[Stored dataset items]
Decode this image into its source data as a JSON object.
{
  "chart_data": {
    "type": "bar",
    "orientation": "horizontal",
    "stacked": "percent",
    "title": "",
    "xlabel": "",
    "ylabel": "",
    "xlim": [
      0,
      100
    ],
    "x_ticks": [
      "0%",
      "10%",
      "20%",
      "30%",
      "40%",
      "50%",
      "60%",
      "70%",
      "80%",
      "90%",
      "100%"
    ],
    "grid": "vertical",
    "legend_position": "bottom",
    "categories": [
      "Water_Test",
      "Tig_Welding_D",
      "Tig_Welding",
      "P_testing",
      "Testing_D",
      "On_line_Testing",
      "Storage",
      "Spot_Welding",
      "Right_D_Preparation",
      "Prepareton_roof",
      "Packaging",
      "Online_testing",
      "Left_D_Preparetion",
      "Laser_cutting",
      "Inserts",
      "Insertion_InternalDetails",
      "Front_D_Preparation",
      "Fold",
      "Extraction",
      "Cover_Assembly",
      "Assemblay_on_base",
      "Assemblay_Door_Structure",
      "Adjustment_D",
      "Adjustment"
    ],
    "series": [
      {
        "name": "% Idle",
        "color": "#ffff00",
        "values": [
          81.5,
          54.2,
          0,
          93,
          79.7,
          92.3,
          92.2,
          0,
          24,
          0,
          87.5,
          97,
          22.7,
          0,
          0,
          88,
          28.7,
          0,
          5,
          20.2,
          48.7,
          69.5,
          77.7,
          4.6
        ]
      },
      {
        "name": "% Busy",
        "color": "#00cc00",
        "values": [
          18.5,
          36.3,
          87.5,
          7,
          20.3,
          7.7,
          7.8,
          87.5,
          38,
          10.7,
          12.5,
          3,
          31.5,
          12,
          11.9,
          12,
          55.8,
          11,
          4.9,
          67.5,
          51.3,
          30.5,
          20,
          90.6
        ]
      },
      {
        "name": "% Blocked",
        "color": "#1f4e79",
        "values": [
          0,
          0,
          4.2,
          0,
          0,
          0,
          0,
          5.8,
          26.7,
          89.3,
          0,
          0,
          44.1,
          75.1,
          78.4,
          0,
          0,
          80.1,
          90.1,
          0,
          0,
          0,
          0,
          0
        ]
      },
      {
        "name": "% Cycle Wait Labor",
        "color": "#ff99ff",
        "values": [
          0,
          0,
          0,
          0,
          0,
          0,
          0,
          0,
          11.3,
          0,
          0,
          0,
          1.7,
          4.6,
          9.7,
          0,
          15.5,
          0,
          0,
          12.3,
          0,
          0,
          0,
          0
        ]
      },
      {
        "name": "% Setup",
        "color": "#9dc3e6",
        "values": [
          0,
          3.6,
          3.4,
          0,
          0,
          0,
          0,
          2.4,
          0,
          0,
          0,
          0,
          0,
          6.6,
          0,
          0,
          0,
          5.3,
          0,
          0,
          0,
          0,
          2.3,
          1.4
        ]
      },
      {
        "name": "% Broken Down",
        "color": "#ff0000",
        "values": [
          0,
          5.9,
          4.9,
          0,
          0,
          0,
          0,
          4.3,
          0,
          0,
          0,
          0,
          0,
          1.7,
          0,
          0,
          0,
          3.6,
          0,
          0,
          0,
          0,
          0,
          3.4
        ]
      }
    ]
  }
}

- _Goal of the exercise_
From the records above, pick out and copy each line holding the word "name".

- _Task output_
        "name": "% Idle",
        "name": "% Busy",
        "name": "% Blocked",
        "name": "% Cycle Wait Labor",
        "name": "% Setup",
        "name": "% Broken Down",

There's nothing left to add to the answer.